Everything in the listing should be restated word for word.

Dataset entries
>> START
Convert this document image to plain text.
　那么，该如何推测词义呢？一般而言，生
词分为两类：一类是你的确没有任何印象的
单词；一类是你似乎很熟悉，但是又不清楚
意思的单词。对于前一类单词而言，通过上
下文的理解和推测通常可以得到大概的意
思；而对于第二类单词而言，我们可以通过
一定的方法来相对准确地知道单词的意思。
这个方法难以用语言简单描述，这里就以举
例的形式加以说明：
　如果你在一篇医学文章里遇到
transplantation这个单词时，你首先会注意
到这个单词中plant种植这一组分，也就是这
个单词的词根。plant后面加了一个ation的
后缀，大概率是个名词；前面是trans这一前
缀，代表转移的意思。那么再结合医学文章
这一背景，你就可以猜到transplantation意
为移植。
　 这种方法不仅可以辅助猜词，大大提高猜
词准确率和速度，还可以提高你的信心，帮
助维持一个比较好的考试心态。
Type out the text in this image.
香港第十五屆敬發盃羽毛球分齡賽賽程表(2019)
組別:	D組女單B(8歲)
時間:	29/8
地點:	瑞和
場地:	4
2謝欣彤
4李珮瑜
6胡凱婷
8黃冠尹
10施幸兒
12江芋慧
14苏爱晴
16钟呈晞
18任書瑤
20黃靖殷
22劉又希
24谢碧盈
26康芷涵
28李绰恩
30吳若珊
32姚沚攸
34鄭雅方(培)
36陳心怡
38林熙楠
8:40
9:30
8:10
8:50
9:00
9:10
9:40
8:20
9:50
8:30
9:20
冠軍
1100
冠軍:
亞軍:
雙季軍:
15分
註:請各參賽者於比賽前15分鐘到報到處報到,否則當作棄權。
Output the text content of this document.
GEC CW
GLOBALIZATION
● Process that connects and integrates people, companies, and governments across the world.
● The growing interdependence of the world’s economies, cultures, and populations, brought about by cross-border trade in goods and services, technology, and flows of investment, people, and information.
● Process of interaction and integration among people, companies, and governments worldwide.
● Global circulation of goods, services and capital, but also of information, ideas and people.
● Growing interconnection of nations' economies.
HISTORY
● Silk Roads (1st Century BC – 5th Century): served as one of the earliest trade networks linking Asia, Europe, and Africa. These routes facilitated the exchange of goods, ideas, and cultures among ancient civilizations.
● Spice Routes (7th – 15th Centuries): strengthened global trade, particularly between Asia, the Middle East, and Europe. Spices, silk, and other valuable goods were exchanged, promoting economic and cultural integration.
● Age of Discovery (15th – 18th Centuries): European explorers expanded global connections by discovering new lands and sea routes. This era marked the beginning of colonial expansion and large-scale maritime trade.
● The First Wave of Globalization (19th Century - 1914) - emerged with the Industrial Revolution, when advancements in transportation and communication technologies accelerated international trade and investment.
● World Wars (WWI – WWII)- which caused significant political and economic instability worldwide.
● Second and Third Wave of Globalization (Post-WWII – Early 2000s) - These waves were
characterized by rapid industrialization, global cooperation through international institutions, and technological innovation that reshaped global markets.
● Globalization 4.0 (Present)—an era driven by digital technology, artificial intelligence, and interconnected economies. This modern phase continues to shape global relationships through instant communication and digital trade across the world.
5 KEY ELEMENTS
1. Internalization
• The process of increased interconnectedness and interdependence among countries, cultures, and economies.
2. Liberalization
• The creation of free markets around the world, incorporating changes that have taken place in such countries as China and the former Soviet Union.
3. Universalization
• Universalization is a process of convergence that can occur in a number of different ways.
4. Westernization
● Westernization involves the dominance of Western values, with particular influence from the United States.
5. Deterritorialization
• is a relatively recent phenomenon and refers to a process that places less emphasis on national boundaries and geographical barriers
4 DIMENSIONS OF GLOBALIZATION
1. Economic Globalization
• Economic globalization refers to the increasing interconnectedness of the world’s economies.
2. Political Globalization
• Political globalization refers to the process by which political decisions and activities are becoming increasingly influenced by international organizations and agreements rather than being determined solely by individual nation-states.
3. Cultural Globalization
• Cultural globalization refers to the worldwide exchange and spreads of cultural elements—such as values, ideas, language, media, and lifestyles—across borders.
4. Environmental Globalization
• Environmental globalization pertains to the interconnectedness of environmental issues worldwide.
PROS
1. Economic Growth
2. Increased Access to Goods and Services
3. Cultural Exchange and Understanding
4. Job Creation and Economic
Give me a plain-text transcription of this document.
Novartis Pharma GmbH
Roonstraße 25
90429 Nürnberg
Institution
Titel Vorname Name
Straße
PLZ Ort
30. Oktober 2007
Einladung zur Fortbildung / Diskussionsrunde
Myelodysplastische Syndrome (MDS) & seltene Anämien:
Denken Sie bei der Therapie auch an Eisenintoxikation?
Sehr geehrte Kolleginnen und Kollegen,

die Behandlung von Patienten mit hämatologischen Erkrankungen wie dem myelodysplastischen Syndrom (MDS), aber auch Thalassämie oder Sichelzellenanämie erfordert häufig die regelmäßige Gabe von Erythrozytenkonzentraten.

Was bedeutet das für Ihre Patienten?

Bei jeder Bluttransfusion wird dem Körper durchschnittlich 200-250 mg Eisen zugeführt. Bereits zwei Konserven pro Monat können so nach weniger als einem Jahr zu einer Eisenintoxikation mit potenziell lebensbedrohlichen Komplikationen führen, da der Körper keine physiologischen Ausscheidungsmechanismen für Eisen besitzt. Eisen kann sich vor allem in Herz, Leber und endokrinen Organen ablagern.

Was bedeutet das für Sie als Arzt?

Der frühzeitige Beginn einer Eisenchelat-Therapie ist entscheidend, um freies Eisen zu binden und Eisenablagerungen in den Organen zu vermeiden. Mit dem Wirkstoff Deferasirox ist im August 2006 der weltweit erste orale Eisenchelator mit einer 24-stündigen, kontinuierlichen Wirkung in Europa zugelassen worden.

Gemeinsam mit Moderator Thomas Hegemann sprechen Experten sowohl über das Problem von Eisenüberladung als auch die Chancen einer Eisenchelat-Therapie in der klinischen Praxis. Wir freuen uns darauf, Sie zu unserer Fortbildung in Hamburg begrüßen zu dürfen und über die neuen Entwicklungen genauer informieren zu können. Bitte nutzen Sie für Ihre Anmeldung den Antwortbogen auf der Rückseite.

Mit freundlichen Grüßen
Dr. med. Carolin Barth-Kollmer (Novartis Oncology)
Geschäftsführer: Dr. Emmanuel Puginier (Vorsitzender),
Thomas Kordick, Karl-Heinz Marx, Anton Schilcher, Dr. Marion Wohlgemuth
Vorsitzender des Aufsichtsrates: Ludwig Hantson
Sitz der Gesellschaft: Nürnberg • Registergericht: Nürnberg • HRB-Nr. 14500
>> END
FINISHED TASK:
Convert this document image to plain text.
　那么，该如何推测词义呢？一般而言，生
词分为两类：一类是你的确没有任何印象的
单词；一类是你似乎很熟悉，但是又不清楚
意思的单词。对于前一类单词而言，通过上
下文的理解和推测通常可以得到大概的意
思；而对于第二类单词而言，我们可以通过
一定的方法来相对准确地知道单词的意思。
这个方法难以用语言简单描述，这里就以举
例的形式加以说明：
　如果你在一篇医学文章里遇到
transplantation这个单词时，你首先会注意
到这个单词中plant种植这一组分，也就是这
个单词的词根。plant后面加了一个ation的
后缀，大概率是个名词；前面是trans这一前
缀，代表转移的意思。那么再结合医学文章
这一背景，你就可以猜到transplantation意
为移植。
　 这种方法不仅可以辅助猜词，大大提高猜
词准确率和速度，还可以提高你的信心，帮
助维持一个比较好的考试心态。
Type out the text in this image.
香港第十五屆敬發盃羽毛球分齡賽賽程表(2019)
組別:	D組女單B(8歲)
時間:	29/8
地點:	瑞和
場地:	4
2謝欣彤
4李珮瑜
6胡凱婷
8黃冠尹
10施幸兒
12江芋慧
14苏爱晴
16钟呈晞
18任書瑤
20黃靖殷
22劉又希
24谢碧盈
26康芷涵
28李绰恩
30吳若珊
32姚沚攸
34鄭雅方(培)
36陳心怡
38林熙楠
8:40
9:30
8:10
8:50
9:00
9:10
9:40
8:20
9:50
8:30
9:20
冠軍
1100
冠軍:
亞軍:
雙季軍:
15分
註:請各參賽者於比賽前15分鐘到報到處報到,否則當作棄權。
Output the text content of this document.
GEC CW
GLOBALIZATION
● Process that connects and integrates people, companies, and governments across the world.
● The growing interdependence of the world’s economies, cultures, and populations, brought about by cross-border trade in goods and services, technology, and flows of investment, people, and information.
● Process of interaction and integration among people, companies, and governments worldwide.
● Global circulation of goods, services and capital, but also of information, ideas and people.
● Growing interconnection of nations' economies.
HISTORY
● Silk Roads (1st Century BC – 5th Century): served as one of the earliest trade networks linking Asia, Europe, and Africa. These routes facilitated the exchange of goods, ideas, and cultures among ancient civilizations.
● Spice Routes (7th – 15th Centuries): strengthened global trade, particularly between Asia, the Middle East, and Europe. Spices, silk, and other valuable goods were exchanged, promoting economic and cultural integration.
● Age of Discovery (15th – 18th Centuries): European explorers expanded global connections by discovering new lands and sea routes. This era marked the beginning of colonial expansion and large-scale maritime trade.
● The First Wave of Globalization (19th Century - 1914) - emerged with the Industrial Revolution, when advancements in transportation and communication technologies accelerated international trade and investment.
● World Wars (WWI – WWII)- which caused significant political and economic instability worldwide.
● Second and Third Wave of Globalization (Post-WWII – Early 2000s) - These waves were
characterized by rapid industrialization, global cooperation through international institutions, and technological innovation that reshaped global markets.
● Globalization 4.0 (Present)—an era driven by digital technology, artificial intelligence, and interconnected economies. This modern phase continues to shape global relationships through instant communication and digital trade across the world.
5 KEY ELEMENTS
1. Internalization
• The process of increased interconnectedness and interdependence among countries, cultures, and economies.
2. Liberalization
• The creation of free markets around the world, incorporating changes that have taken place in such countries as China and the former Soviet Union.
3. Universalization
• Universalization is a process of convergence that can occur in a number of different ways.
4. Westernization
● Westernization involves the dominance of Western values, with particular influence from the United States.
5. Deterritorialization
• is a relatively recent phenomenon and refers to a process that places less emphasis on national boundaries and geographical barriers
4 DIMENSIONS OF GLOBALIZATION
1. Economic Globalization
• Economic globalization refers to the increasing interconnectedness of the world’s economies.
2. Political Globalization
• Political globalization refers to the process by which political decisions and activities are becoming increasingly influenced by international organizations and agreements rather than being determined solely by individual nation-states.
3. Cultural Globalization
• Cultural globalization refers to the worldwide exchange and spreads of cultural elements—such as values, ideas, language, media, and lifestyles—across borders.
4. Environmental Globalization
• Environmental globalization pertains to the interconnectedness of environmental issues worldwide.
PROS
1. Economic Growth
2. Increased Access to Goods and Services
3. Cultural Exchange and Understanding
4. Job Creation and Economic
Give me a plain-text transcription of this document.
Novartis Pharma GmbH
Roonstraße 25
90429 Nürnberg
Institution
Titel Vorname Name
Straße
PLZ Ort
30. Oktober 2007
Einladung zur Fortbildung / Diskussionsrunde
Myelodysplastische Syndrome (MDS) & seltene Anämien:
Denken Sie bei der Therapie auch an Eisenintoxikation?
Sehr geehrte Kolleginnen und Kollegen,

die Behandlung von Patienten mit hämatologischen Erkrankungen wie dem myelodysplastischen Syndrom (MDS), aber auch Thalassämie oder Sichelzellenanämie erfordert häufig die regelmäßige Gabe von Erythrozytenkonzentraten.

Was bedeutet das für Ihre Patienten?

Bei jeder Bluttransfusion wird dem Körper durchschnittlich 200-250 mg Eisen zugeführt. Bereits zwei Konserven pro Monat können so nach weniger als einem Jahr zu einer Eisenintoxikation mit potenziell lebensbedrohlichen Komplikationen führen, da der Körper keine physiologischen Ausscheidungsmechanismen für Eisen besitzt. Eisen kann sich vor allem in Herz, Leber und endokrinen Organen ablagern.

Was bedeutet das für Sie als Arzt?

Der frühzeitige Beginn einer Eisenchelat-Therapie ist entscheidend, um freies Eisen zu binden und Eisenablagerungen in den Organen zu vermeiden. Mit dem Wirkstoff Deferasirox ist im August 2006 der weltweit erste orale Eisenchelator mit einer 24-stündigen, kontinuierlichen Wirkung in Europa zugelassen worden.

Gemeinsam mit Moderator Thomas Hegemann sprechen Experten sowohl über das Problem von Eisenüberladung als auch die Chancen einer Eisenchelat-Therapie in der klinischen Praxis. Wir freuen uns darauf, Sie zu unserer Fortbildung in Hamburg begrüßen zu dürfen und über die neuen Entwicklungen genauer informieren zu können. Bitte nutzen Sie für Ihre Anmeldung den Antwortbogen auf der Rückseite.

Mit freundlichen Grüßen
Dr. med. Carolin Barth-Kollmer (Novartis Oncology)
Geschäftsführer: Dr. Emmanuel Puginier (Vorsitzender),
Thomas Kordick, Karl-Heinz Marx, Anton Schilcher, Dr. Marion Wohlgemuth
Vorsitzender des Aufsichtsrates: Ludwig Hantson
Sitz der Gesellschaft: Nürnberg • Registergericht: Nürnberg • HRB-Nr. 14500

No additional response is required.